# EXCERTO DO DOCUMENTO:

Público - 11 Fev 06

Estatutos são hoje apresentados

Mulheres unem-se e criam associação para a preservação do útero

Joana Ferreira da Costa

Mais de 150 portuguesas foram submetidas
a técnica inovadora
no tratamento de miomas

Quando aos 36 anos lhe disseram que teria de tirar o útero, Teresa Gonçalves não queria acreditar. Recusando a "amputação" e o fim da possibilidade de ter filhos, esta advogada do Porto descobriu que em Portugal havia uma técnica alternativa para resolver o problema dos miomas que lhe cresciam no corpo. Hoje prepara-se para criar a Associação das Mulheres para a Preservação do Útero, cujos estatutos serão apresentados em Lisboa.
Quando as dores fortes de barriga e hemorragias a levaram à ginecologista, os exames foram claros. Teresa tinha três fibromiomas (tumores benignos) nas paredes do útero: um de 12 centímetros, outro de dez e outro de sete. "A ginecologista não me deu alternativas e disse que tinha de avançar com a histerectomia [extracção do útero]. Procurei mais dois especialistas e todos confirmaram o diagnóstico."
Foi por acaso, quando procurava informação na Internet, que Teresa descobriu que existia uma técnica alternativa de tratamento dos fibromiomas. "Ao contrário da histerectomia, não implicava uma amputação nem uma esterilidade irreversível e era praticada nos EUA ou no Canadá [desde a década de 90]."

Registos de origem
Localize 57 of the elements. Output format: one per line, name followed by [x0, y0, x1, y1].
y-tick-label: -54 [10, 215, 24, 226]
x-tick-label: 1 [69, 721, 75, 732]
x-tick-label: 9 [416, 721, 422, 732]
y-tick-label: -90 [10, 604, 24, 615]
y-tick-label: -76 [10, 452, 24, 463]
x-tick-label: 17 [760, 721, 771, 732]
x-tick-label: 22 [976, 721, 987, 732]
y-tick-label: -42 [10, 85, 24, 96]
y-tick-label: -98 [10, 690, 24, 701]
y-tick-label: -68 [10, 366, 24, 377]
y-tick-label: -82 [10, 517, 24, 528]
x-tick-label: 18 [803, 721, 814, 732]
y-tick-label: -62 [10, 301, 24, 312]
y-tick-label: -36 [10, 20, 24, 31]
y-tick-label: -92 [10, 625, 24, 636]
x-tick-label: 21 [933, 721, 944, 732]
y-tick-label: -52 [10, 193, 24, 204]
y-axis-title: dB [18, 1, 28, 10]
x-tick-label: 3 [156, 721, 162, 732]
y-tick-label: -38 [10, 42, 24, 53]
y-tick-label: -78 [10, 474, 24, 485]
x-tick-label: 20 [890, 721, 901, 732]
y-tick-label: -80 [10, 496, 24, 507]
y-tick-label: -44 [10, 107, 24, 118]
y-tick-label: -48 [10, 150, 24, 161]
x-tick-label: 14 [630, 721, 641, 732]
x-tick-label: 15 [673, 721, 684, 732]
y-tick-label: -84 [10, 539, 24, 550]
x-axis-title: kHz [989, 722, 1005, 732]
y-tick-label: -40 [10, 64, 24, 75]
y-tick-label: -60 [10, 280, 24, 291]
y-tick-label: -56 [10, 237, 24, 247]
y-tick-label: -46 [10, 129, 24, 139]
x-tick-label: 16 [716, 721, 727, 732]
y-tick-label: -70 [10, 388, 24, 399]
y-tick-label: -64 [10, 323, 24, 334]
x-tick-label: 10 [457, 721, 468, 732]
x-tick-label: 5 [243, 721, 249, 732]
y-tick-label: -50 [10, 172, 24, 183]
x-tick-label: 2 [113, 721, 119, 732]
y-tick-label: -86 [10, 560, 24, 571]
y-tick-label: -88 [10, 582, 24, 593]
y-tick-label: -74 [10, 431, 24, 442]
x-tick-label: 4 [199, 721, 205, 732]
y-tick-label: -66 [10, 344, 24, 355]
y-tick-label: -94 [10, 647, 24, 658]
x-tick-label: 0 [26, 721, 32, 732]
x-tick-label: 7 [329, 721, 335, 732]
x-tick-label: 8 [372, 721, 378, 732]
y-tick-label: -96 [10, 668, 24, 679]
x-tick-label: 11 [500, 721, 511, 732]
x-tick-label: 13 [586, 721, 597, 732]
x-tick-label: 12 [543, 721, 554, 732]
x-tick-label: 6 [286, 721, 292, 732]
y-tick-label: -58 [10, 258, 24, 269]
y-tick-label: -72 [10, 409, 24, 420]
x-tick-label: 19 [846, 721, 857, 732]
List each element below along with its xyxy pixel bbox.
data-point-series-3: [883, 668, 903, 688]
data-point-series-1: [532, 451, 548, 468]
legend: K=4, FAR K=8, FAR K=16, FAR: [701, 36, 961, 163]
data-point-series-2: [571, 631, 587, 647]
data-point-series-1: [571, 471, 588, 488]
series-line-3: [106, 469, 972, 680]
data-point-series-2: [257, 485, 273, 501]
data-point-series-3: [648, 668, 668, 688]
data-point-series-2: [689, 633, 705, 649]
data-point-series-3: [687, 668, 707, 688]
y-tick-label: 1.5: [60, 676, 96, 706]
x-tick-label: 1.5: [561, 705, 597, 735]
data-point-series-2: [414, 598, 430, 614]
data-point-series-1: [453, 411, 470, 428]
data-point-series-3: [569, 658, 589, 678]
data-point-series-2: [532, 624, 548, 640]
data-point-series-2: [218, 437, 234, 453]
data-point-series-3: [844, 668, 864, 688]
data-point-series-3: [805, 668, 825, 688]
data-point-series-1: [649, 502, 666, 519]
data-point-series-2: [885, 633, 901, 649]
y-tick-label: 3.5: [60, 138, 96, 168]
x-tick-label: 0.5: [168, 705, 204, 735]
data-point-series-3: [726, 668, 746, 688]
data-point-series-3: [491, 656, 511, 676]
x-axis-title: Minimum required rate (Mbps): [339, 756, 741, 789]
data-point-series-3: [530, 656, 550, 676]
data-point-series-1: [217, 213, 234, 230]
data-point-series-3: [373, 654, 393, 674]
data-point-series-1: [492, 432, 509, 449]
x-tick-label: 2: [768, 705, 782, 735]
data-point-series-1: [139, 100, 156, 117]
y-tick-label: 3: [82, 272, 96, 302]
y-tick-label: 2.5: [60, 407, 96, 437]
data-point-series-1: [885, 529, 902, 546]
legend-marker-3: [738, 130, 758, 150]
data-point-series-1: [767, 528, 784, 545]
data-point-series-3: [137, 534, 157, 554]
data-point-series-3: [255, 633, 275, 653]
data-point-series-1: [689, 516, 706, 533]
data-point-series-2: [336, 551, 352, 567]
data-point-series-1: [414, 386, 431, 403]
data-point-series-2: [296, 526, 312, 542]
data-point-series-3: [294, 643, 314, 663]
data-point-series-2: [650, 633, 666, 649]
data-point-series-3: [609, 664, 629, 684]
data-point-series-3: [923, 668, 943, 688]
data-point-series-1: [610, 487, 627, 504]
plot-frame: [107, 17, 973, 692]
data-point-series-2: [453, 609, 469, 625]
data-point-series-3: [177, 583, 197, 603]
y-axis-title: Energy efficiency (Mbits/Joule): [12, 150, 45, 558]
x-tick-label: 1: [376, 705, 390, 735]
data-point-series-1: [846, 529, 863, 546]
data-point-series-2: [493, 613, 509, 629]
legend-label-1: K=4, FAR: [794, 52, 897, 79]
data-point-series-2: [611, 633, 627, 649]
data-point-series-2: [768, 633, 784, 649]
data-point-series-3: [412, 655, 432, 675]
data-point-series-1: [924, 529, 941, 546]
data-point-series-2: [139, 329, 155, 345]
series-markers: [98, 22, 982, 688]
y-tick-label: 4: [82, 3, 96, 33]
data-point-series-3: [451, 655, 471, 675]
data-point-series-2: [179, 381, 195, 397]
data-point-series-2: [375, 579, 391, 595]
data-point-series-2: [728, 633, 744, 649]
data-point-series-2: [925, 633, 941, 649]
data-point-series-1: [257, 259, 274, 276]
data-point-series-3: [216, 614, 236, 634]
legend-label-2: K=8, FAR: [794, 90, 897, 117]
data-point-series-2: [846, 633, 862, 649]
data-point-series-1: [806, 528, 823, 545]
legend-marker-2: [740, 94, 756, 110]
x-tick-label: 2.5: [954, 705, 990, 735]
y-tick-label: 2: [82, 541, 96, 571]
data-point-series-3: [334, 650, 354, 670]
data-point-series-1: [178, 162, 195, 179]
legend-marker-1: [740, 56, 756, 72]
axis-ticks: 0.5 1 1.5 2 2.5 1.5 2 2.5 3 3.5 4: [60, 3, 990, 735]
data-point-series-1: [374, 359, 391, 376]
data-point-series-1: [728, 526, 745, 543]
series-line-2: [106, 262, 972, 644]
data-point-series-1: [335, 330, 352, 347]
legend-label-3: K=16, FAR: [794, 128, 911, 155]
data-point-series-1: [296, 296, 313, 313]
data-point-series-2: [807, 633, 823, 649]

# TAREFA 1:
Na notícia sobre a associação para a preservação do útero, qual é a profissão de Teresa Gonçalves?
# TAREFA 2:
Dê seguimento à notícia sobre a associação para a preservação do útero, começando logo depois da última frase do excerto do documento.

# RESPOSTA 1:
Teresa Gonçalves é advogada no Porto.

# RESPOSTA 2:
Teresa Gonçalves tornou-se, em Março do ano passado, uma das primeiras mulheres sujeitas em Portugal à chamada embolização das artérias uterinas para tratamento de miomas. A técnica é simples: passa pela obstrução dos vasos sanguíneos que irrigam o fibromioma, impedindo que ele continue a receber sangue e a crescer. "A intervenção é feita com anestesia local e demora em média menos de uma hora. É segura e eficaz em mais de 90 por cento dos casos", explica João Martins Pisco, director do serviço de radiologia do Hospital Pulido Valente e professor na Faculdade de Ciências Médicas da Universidade Nova de Lisboa. A sua equipa é a única no país a fazer este tratamento.
Até agora mais de 150 mulheres foram sujeitas a esta técnica no hospital privado de St. Louis, em Lisboa, mas a intervenção não está disponível a todas as bolsas (custa cerca de quatro mil euros). "Tem de ser mais divulgada como alternativa e devia ser subsidiada pelos seguros de saúde e ser praticada nos hospitais [públicos]", defende a advogada. É isso que pretende conseguir com a nova associação que hoje será apresentada numa reunião no hospital lisboeta e onde além de doentes tratadas vão estar ginecologistas - entre eles o pai do primeiro bebé proveta português, Pereira Coelho, que falará no encontro.

Obstruir vasos sanguíneos
"Muitas mulheres desconhecem que esta técnica, praticada por radiologistas de intervenção, é uma alternativa segura e eficaz em mais de 90 por cento dos casos", defende Martins Pisco. "Há milhares de histerectomias realizadas inutilmente", lamenta.
Apesar dos fibromiomas serem uma das principais causas das consultas de ginecologia e atingirem entre 20 a 40 por cento das mulheres depois dos 35 anos, a técnica em causa é desconhecida de muitos especialistas ou encarada com cepticismo.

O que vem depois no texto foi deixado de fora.